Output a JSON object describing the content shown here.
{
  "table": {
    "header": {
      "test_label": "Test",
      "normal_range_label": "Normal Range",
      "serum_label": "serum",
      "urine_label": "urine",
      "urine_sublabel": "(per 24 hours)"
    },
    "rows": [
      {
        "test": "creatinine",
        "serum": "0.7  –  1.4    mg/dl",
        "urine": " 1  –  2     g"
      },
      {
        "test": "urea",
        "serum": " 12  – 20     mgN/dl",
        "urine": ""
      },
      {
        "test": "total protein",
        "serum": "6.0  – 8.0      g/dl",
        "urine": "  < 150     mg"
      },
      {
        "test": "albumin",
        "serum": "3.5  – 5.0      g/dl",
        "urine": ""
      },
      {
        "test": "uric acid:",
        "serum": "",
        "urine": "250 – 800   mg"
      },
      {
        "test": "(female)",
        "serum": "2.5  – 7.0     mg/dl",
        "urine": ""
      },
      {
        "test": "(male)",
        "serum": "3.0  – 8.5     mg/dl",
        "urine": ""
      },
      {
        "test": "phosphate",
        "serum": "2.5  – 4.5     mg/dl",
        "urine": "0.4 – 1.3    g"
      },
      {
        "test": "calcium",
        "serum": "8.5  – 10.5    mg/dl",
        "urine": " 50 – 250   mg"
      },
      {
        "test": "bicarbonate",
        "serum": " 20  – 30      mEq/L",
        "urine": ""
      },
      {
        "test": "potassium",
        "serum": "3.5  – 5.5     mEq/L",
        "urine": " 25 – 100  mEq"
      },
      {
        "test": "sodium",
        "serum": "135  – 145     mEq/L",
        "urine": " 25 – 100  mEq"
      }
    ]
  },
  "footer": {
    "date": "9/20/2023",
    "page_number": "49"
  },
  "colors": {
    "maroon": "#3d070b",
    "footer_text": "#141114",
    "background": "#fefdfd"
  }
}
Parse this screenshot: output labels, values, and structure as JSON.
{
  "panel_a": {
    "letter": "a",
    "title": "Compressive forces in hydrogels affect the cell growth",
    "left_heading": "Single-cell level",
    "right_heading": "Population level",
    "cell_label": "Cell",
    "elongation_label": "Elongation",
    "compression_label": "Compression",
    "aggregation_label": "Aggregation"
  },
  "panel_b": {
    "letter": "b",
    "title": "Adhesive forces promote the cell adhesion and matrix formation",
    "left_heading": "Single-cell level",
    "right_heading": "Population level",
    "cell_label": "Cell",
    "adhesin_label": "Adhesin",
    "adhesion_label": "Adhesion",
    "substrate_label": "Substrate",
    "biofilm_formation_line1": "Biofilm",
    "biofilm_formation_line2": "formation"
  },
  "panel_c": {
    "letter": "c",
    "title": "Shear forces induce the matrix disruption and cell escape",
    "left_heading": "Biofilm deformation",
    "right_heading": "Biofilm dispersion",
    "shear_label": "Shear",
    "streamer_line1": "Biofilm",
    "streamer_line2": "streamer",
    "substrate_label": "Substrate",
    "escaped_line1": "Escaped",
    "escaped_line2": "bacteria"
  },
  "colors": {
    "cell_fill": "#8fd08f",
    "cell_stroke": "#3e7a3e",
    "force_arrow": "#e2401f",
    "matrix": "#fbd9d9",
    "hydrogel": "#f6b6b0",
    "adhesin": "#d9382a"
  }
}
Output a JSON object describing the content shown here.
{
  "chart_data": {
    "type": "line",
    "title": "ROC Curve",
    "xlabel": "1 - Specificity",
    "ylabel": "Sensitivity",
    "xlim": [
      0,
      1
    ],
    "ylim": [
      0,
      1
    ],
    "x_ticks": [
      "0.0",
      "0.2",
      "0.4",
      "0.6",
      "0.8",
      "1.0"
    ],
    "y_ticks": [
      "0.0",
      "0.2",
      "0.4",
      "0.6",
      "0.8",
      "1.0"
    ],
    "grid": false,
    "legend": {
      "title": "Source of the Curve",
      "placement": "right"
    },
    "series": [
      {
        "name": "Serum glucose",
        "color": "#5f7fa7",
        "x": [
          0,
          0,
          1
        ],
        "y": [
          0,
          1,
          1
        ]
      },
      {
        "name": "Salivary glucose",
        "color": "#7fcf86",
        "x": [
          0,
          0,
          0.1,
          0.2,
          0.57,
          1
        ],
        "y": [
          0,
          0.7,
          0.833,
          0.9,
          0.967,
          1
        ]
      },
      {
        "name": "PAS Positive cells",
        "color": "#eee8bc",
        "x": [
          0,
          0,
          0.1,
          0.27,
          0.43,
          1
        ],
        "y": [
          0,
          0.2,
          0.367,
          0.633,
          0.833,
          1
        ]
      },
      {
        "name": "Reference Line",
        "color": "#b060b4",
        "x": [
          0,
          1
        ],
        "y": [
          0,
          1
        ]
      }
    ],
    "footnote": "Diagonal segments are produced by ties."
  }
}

PROBLEM REQUIREMENTS:
Among the lines above, find those carrying the word "name" and copy them out.

PROBLEM SOLUTION:
        "name": "Serum glucose",
        "name": "Salivary glucose",
        "name": "PAS Positive cells",
        "name": "Reference Line",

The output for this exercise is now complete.